↓↓↓

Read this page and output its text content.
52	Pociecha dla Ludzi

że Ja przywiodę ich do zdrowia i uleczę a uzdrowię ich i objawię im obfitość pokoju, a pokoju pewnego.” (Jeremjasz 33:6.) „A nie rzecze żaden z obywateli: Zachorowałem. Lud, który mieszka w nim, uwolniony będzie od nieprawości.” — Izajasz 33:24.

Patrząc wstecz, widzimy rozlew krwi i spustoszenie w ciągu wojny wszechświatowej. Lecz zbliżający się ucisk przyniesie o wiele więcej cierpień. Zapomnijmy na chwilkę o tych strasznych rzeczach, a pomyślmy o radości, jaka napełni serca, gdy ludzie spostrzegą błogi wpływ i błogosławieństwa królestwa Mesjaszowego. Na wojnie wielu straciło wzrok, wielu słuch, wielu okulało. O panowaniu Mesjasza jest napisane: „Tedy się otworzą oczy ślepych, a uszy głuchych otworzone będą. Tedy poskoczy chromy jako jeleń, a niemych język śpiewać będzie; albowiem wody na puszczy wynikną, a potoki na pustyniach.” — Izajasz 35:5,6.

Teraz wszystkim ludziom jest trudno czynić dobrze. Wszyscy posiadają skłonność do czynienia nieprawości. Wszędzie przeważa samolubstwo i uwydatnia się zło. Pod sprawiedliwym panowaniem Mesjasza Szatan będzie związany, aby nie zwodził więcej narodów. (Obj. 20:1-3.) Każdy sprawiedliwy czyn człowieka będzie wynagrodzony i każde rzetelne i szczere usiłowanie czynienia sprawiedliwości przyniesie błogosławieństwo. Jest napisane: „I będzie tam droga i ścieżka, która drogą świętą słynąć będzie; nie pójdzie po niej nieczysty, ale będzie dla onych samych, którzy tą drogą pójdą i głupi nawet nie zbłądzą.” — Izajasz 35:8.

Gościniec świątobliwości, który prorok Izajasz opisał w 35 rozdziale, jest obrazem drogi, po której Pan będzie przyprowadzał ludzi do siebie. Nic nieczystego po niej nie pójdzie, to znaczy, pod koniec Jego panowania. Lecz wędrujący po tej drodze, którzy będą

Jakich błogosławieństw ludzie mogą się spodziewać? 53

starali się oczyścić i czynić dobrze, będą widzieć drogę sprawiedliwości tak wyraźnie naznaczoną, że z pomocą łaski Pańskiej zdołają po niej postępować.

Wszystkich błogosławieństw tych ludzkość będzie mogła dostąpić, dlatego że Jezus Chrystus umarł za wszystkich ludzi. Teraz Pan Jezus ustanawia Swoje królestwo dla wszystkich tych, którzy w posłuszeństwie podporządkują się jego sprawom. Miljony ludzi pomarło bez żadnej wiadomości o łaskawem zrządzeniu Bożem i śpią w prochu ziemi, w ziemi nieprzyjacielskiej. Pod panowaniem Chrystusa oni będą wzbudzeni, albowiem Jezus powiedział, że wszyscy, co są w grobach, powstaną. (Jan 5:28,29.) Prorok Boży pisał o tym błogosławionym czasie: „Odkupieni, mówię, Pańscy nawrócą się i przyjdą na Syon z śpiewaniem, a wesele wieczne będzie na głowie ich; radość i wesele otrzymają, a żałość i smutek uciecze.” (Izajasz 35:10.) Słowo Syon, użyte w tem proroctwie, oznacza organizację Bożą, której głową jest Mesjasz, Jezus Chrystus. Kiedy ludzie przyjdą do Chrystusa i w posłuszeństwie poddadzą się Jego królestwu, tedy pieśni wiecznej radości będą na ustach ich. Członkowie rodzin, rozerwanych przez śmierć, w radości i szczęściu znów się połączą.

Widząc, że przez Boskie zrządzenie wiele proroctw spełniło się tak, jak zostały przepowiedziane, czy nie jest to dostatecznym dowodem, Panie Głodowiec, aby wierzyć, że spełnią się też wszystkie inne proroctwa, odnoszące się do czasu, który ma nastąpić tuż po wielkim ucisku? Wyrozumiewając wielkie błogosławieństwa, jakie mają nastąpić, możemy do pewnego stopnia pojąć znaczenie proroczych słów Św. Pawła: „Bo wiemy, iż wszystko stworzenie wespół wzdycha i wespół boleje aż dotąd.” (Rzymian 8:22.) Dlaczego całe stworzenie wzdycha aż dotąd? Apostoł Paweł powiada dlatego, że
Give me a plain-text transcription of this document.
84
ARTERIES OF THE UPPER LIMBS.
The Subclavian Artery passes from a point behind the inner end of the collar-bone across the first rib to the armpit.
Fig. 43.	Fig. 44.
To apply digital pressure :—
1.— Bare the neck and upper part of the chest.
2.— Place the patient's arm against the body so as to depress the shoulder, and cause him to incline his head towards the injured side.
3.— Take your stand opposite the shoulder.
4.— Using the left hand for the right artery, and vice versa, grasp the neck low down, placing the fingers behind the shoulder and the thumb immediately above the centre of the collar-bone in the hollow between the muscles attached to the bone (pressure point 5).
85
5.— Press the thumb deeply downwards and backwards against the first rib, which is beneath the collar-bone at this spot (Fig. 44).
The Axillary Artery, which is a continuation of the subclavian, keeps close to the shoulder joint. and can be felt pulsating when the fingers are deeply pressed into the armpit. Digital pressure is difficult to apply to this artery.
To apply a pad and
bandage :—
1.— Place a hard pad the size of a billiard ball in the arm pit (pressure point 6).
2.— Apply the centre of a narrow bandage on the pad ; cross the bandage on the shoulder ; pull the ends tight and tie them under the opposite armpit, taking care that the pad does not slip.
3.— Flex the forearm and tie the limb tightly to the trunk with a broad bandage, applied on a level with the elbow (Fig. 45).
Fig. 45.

↑↑↑

Using the records given above, list every line that includes the word "centre".

◆ Finished task:
4.— Using the left hand for the right artery, and vice versa, grasp the neck low down, placing the fingers behind the shoulder and the thumb immediately above the centre of the collar-bone in the hollow between the muscles attached to the bone (pressure point 5).
2.— Apply the centre of a narrow bandage on the pad ; cross the bandage on the shoulder ; pull the ends tight and tie them under the opposite armpit, taking care that the pad does not slip.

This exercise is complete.